§ Task objective
Find the string "name" in the listing and report every line that has it.
╭──
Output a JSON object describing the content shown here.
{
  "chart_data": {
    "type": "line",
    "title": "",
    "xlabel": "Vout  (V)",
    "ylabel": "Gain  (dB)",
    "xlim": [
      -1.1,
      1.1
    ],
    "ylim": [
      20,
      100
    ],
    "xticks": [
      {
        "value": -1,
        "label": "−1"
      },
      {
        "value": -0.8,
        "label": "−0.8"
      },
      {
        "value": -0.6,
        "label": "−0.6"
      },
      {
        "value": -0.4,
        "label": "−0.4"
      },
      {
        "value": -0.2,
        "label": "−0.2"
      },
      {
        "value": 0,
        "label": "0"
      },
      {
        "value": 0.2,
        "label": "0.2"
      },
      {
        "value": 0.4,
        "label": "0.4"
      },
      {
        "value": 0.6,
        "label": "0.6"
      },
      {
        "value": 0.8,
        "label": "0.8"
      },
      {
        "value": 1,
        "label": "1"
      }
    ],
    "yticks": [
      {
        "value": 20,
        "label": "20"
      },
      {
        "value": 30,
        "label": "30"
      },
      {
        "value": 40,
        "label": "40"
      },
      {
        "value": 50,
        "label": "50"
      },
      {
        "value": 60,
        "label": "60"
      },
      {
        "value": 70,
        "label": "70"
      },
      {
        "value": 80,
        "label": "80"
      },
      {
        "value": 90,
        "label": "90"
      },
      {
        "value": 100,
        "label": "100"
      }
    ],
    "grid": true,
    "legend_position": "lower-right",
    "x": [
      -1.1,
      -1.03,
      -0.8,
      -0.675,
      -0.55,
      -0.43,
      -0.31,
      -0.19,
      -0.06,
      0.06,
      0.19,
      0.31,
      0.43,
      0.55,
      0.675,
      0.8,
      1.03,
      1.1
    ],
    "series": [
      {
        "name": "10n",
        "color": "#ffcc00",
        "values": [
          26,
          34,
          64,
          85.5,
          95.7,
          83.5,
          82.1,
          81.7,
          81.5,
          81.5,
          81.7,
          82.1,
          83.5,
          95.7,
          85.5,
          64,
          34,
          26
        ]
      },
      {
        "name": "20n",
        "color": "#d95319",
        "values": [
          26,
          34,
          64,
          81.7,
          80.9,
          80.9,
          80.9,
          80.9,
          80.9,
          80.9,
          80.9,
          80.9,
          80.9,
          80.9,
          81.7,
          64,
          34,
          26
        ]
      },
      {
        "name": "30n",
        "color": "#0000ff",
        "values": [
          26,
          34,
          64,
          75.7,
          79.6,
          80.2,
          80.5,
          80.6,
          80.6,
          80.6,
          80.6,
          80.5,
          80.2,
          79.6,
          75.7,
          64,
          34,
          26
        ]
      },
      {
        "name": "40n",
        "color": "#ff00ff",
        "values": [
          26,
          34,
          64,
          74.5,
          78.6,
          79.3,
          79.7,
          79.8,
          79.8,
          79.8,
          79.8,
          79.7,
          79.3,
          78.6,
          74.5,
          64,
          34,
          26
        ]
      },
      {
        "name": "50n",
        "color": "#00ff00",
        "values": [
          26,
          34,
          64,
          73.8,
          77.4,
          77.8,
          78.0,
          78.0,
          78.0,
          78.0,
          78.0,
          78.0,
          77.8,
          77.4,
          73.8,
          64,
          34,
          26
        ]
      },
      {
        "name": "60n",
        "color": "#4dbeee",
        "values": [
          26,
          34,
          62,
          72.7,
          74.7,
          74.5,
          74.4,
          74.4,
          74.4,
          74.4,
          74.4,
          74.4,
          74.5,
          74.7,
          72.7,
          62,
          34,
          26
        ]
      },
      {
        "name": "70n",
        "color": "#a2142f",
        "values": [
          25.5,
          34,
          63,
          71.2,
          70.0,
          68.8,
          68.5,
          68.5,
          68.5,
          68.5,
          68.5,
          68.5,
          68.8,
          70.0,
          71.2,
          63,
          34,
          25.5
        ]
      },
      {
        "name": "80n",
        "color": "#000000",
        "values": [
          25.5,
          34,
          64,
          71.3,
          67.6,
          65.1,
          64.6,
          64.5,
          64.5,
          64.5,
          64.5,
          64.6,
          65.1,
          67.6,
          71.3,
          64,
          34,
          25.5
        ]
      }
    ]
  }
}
╰──
§ In response
        "name": "10n",
        "name": "20n",
        "name": "30n",
        "name": "40n",
        "name": "50n",
        "name": "60n",
        "name": "70n",
        "name": "80n",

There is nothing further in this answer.